### [Task instructions]
Copy each line in the data that includes the word "panel".

++++ Material to process ++++

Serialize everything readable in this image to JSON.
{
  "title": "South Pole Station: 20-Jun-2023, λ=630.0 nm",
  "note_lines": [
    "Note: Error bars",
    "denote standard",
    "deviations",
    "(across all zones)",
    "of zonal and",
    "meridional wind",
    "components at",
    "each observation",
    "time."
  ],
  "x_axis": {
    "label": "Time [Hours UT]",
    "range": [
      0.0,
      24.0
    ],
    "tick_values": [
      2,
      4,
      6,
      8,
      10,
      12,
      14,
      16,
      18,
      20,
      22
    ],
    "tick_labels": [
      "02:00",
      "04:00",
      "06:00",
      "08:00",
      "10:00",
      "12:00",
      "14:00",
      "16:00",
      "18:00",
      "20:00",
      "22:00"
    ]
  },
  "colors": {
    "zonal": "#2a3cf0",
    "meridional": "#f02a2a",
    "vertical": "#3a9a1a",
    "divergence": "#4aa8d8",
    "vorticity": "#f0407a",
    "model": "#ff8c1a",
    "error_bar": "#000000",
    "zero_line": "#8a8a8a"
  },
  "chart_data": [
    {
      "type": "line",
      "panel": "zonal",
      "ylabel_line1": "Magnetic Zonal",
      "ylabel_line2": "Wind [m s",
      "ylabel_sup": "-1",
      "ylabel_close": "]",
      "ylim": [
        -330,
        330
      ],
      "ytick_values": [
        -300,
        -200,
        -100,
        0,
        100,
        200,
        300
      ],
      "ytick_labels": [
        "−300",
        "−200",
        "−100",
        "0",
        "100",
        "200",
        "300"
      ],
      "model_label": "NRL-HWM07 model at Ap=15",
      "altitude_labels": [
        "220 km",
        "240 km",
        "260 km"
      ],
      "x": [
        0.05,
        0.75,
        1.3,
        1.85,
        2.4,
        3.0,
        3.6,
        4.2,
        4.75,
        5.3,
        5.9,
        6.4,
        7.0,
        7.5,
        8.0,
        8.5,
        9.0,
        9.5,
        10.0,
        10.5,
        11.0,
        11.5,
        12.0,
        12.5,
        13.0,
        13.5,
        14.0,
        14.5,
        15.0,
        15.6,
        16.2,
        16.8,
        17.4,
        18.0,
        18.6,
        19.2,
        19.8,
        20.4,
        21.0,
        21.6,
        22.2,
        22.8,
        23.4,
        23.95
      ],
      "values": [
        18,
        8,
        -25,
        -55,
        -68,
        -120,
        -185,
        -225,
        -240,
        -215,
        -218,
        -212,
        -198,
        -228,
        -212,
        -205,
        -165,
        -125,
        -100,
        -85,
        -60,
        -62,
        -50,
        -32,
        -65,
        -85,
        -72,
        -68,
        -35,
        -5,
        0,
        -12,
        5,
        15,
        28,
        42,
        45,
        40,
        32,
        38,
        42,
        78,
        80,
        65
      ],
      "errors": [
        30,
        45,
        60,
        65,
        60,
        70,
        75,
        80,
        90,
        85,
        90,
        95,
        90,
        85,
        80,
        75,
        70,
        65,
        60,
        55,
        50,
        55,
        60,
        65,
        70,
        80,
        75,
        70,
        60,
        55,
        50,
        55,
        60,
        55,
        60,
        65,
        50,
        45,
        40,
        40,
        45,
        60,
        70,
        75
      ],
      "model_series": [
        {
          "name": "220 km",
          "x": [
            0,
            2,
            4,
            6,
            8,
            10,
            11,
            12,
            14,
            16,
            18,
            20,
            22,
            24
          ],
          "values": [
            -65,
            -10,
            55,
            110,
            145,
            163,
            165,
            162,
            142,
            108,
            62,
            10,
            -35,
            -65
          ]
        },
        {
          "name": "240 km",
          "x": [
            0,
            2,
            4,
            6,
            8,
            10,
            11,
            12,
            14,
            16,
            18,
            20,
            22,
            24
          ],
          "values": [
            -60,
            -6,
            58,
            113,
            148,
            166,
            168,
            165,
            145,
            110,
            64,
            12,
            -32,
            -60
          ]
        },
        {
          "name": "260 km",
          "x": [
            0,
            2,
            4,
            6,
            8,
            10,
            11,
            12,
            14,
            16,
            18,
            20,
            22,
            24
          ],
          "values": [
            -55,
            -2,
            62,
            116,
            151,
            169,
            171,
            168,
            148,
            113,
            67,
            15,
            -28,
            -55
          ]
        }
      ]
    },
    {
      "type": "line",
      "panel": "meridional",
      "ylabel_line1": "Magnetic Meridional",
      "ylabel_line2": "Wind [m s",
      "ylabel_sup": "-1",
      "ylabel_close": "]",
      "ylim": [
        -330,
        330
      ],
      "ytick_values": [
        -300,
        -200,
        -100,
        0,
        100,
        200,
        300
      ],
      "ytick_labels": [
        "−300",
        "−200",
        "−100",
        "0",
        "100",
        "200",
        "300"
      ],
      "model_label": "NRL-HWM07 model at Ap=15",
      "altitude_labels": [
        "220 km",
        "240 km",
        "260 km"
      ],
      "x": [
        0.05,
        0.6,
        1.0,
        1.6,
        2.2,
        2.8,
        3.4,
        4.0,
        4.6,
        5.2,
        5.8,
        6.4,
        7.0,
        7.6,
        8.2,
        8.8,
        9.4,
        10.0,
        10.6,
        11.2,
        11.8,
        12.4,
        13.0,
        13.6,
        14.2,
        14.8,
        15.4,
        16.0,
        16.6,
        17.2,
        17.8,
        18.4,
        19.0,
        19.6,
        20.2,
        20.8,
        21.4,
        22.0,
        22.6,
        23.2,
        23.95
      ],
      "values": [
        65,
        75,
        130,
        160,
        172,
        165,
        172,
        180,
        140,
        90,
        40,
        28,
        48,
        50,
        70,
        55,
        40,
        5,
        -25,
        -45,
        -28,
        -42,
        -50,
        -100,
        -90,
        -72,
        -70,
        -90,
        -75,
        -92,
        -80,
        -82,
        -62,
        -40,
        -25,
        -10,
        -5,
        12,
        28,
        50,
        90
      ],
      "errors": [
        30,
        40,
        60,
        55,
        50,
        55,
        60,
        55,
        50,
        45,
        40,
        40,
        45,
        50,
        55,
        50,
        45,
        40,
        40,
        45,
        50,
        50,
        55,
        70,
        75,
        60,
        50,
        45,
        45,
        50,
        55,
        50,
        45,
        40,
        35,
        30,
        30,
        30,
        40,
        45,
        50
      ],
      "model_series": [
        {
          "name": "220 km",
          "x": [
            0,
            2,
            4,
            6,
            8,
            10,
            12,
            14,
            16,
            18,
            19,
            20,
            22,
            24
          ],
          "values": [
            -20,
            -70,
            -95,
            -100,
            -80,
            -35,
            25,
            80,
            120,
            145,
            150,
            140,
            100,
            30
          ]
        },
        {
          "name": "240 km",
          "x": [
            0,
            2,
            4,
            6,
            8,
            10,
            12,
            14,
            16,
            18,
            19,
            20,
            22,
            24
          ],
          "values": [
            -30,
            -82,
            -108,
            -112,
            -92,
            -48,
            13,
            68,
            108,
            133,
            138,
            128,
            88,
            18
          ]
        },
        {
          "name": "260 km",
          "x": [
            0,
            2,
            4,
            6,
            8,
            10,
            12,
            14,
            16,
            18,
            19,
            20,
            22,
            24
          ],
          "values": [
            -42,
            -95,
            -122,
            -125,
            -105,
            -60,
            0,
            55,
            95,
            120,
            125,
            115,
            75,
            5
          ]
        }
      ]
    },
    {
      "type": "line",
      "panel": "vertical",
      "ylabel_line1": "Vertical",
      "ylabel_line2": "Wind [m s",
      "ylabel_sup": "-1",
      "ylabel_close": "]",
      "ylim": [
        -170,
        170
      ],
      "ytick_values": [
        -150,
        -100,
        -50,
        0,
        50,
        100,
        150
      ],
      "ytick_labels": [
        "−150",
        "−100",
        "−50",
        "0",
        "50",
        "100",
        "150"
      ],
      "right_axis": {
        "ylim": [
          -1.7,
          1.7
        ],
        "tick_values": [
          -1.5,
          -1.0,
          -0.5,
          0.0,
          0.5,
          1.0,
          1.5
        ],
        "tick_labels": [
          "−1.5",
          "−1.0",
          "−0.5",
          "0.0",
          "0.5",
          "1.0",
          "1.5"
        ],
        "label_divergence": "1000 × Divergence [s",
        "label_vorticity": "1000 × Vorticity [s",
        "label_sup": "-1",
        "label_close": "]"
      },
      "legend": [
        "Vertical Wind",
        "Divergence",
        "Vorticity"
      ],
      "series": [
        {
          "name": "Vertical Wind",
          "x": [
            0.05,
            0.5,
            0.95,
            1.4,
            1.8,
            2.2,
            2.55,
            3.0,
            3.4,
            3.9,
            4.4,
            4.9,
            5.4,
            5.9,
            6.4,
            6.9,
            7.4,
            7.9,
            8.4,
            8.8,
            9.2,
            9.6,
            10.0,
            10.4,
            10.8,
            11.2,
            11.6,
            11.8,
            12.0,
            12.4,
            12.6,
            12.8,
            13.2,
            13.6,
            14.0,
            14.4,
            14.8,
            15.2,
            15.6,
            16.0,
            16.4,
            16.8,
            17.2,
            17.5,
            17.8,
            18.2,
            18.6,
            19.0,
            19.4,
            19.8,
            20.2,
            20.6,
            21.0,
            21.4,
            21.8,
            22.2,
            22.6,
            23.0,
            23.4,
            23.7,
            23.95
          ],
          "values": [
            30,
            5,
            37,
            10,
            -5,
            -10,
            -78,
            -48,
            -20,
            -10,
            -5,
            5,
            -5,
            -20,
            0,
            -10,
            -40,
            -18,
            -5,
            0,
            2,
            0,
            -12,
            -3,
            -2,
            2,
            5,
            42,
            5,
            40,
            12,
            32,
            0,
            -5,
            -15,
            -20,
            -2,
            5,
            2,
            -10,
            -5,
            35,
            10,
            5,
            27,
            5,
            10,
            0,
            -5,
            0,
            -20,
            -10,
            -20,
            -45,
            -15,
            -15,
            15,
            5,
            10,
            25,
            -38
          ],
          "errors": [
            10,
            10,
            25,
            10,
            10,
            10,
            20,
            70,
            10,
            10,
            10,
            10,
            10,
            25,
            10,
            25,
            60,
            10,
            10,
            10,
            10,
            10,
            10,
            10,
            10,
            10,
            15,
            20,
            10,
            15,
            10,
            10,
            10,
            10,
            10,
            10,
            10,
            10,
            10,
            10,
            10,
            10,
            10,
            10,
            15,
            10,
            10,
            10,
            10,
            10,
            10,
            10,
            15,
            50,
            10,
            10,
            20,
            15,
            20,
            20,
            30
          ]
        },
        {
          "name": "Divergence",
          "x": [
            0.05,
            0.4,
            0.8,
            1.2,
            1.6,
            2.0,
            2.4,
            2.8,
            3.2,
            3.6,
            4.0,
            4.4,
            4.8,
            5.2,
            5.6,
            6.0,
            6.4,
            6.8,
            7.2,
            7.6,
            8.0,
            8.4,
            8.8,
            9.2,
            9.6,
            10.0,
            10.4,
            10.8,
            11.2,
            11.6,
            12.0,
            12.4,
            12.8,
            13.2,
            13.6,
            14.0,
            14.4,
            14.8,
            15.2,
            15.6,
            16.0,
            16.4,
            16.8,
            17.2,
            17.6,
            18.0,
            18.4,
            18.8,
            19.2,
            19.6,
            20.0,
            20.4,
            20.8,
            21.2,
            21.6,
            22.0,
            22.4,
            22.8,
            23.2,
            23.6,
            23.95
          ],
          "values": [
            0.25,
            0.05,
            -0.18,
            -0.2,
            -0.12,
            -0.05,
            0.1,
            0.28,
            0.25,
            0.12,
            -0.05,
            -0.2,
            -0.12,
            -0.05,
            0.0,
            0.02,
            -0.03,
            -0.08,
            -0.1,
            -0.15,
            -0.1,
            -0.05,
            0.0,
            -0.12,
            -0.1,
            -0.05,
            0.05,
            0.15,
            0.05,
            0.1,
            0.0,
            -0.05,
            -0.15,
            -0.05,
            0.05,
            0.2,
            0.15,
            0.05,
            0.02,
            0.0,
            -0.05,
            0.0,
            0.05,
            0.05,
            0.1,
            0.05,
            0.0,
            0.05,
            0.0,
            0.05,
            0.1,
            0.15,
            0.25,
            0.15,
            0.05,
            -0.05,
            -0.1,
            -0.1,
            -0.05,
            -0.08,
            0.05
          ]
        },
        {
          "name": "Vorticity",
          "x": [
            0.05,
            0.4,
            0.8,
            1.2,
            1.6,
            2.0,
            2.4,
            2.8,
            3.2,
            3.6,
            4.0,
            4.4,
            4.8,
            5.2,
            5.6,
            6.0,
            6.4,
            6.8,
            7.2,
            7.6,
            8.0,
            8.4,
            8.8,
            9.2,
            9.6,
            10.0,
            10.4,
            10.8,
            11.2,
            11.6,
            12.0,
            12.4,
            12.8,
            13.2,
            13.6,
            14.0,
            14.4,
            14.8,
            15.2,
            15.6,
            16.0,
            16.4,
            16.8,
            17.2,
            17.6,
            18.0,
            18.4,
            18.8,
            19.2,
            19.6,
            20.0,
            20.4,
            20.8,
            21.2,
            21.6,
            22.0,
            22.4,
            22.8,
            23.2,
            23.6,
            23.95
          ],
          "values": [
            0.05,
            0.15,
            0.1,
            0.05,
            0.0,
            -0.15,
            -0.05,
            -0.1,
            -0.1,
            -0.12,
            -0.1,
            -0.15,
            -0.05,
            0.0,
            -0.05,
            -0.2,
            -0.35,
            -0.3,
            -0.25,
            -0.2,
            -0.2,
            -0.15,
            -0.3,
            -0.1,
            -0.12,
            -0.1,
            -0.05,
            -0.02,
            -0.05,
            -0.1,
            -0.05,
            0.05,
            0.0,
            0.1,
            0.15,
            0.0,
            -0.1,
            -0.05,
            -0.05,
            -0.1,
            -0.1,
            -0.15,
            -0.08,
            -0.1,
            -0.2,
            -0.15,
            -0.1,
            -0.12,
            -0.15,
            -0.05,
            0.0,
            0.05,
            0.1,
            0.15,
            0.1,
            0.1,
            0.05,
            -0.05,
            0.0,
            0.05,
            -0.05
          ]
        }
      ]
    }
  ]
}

++++

### [Answer for the task]
      "panel": "zonal",
      "panel": "meridional",
      "panel": "vertical",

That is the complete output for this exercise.